Data to process:

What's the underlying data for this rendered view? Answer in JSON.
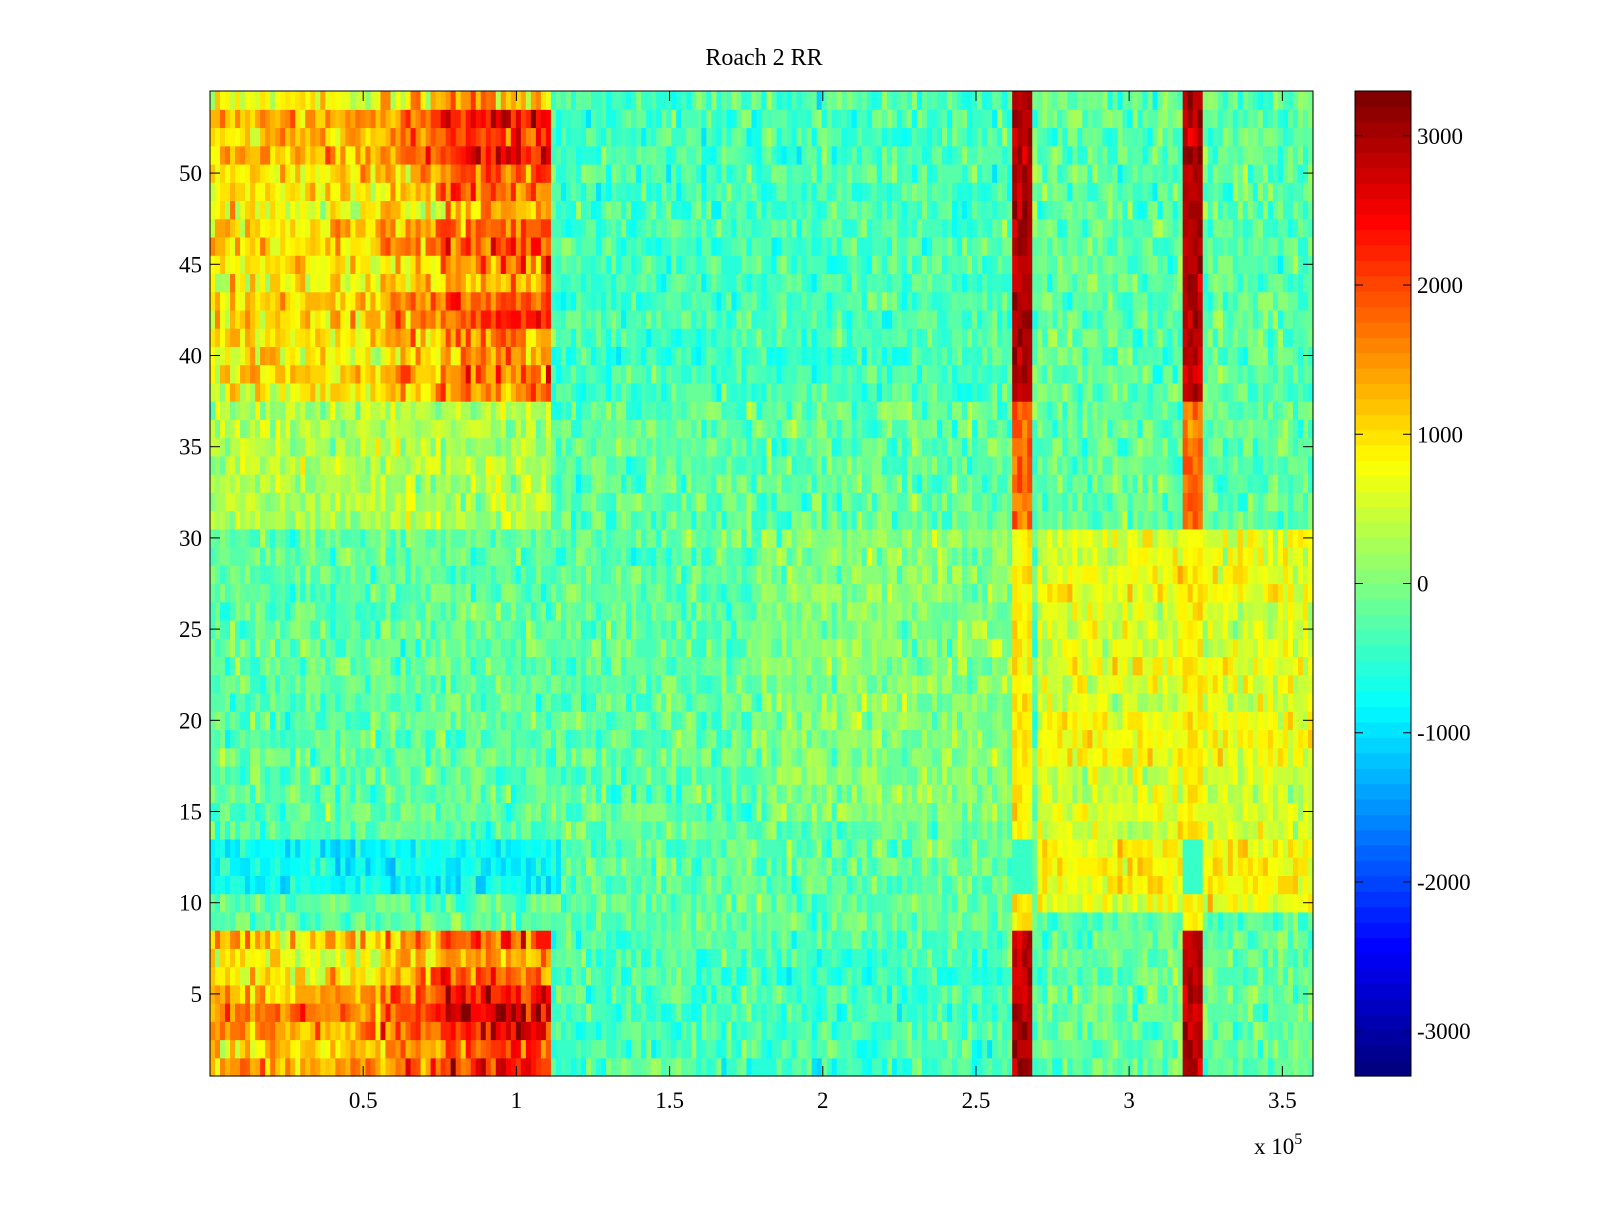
{
  "chart_data": {
    "type": "heatmap",
    "title": "Roach 2 RR",
    "xlabel": "",
    "ylabel": "",
    "x_multiplier_label": "x 10",
    "x_multiplier_exponent": "5",
    "xlim": [
      0,
      3.6
    ],
    "ylim": [
      0.5,
      54.5
    ],
    "x_ticks": [
      0.5,
      1,
      1.5,
      2,
      2.5,
      3,
      3.5
    ],
    "x_tick_labels": [
      "0.5",
      "1",
      "1.5",
      "2",
      "2.5",
      "3",
      "3.5"
    ],
    "y_ticks": [
      5,
      10,
      15,
      20,
      25,
      30,
      35,
      40,
      45,
      50
    ],
    "y_tick_labels": [
      "5",
      "10",
      "15",
      "20",
      "25",
      "30",
      "35",
      "40",
      "45",
      "50"
    ],
    "rows": 54,
    "colormap": "jet",
    "colorbar": {
      "limits": [
        -3300,
        3300
      ],
      "ticks": [
        -3000,
        -2000,
        -1000,
        0,
        1000,
        2000,
        3000
      ],
      "tick_labels": [
        "-3000",
        "-2000",
        "-1000",
        "0",
        "1000",
        "2000",
        "3000"
      ],
      "levels": 64
    },
    "regions_description_values": {
      "hot_block_x_ranges": [
        [
          0.0,
          0.55
        ],
        [
          0.55,
          1.12
        ]
      ],
      "hot_rows_top": [
        38,
        54
      ],
      "hot_rows_bottom": [
        1,
        8
      ],
      "cool_band_rows": [
        11,
        13
      ],
      "vertical_hot_lines_x": [
        2.65,
        3.21
      ],
      "warm_region_x_range": [
        2.7,
        3.6
      ],
      "warm_region_rows": [
        10,
        30
      ]
    }
  }
}
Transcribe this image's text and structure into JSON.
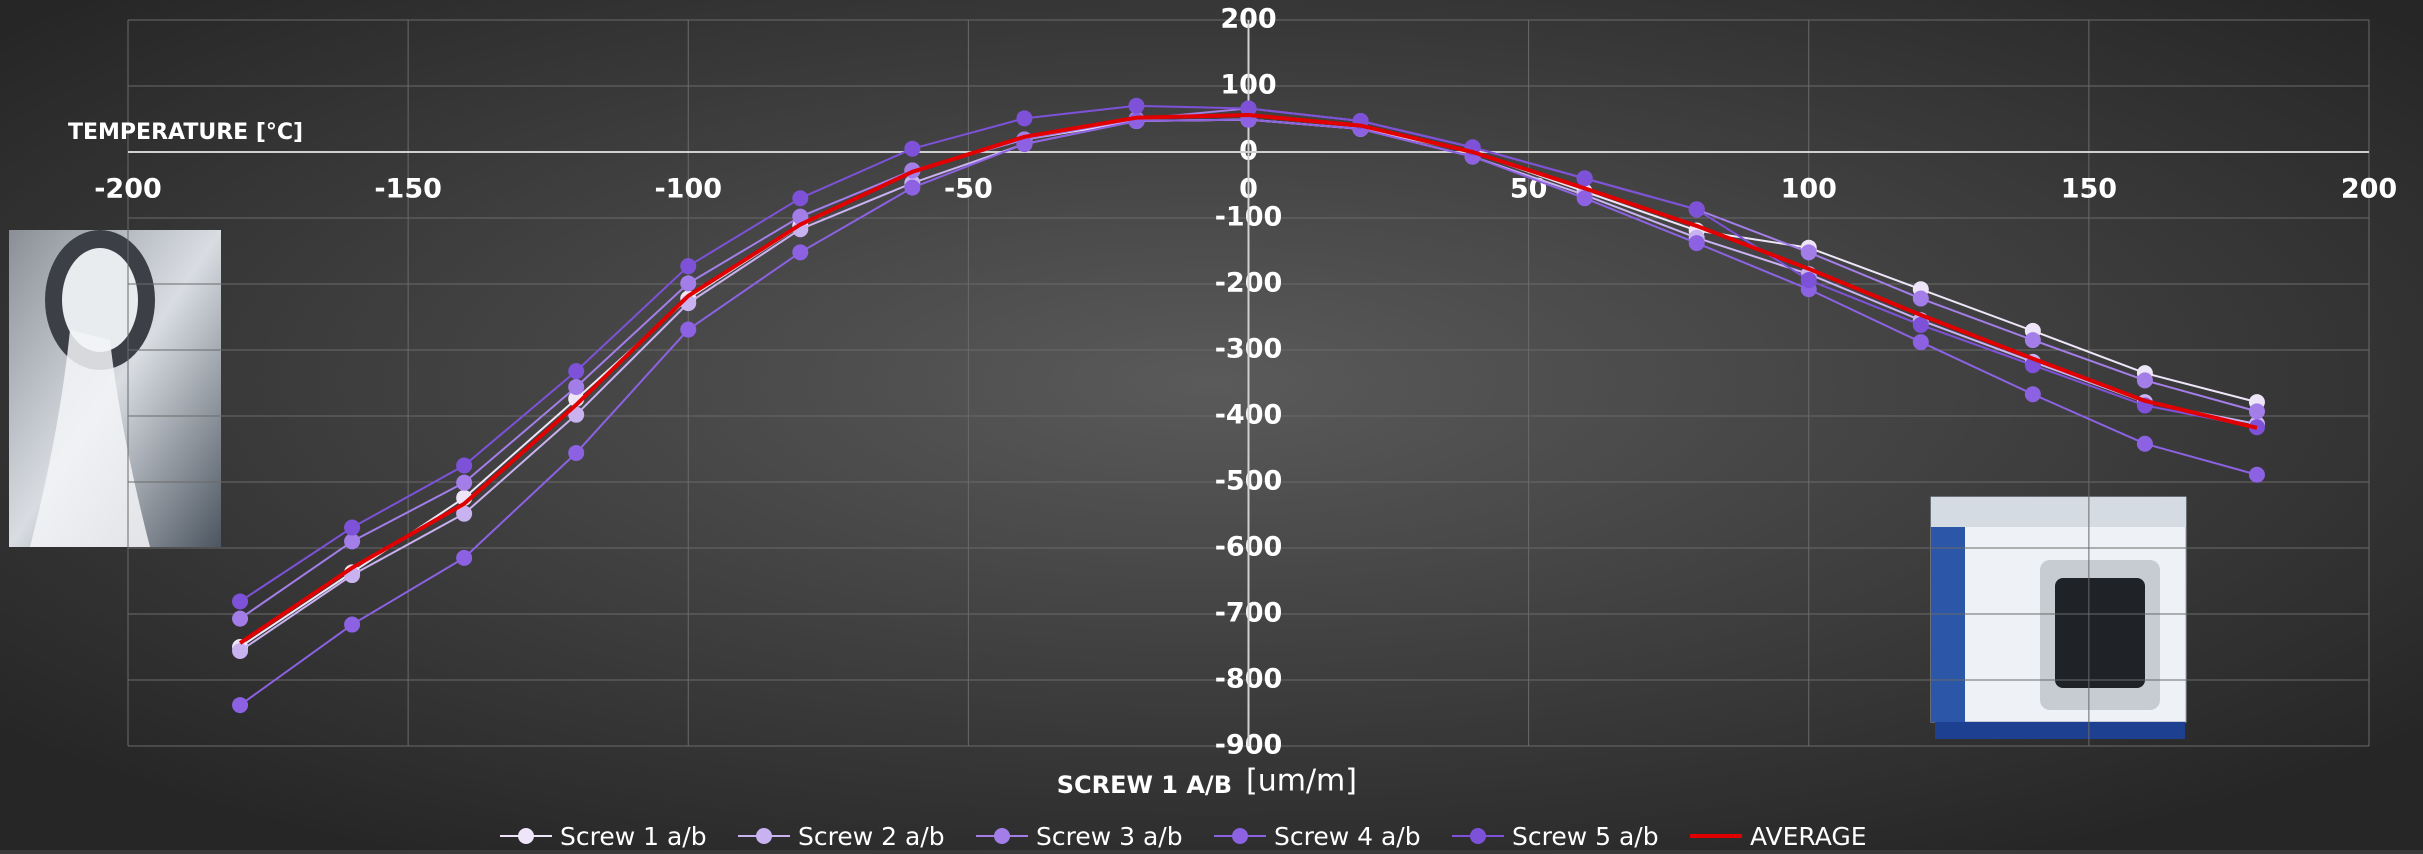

Goal: Your task is to gather all lines from the entries above that hold the word "this".

Finished exercise:
What's the underlying data for this rendered view? Answer in JSON.
Transcribe this image's text and structure into JSON.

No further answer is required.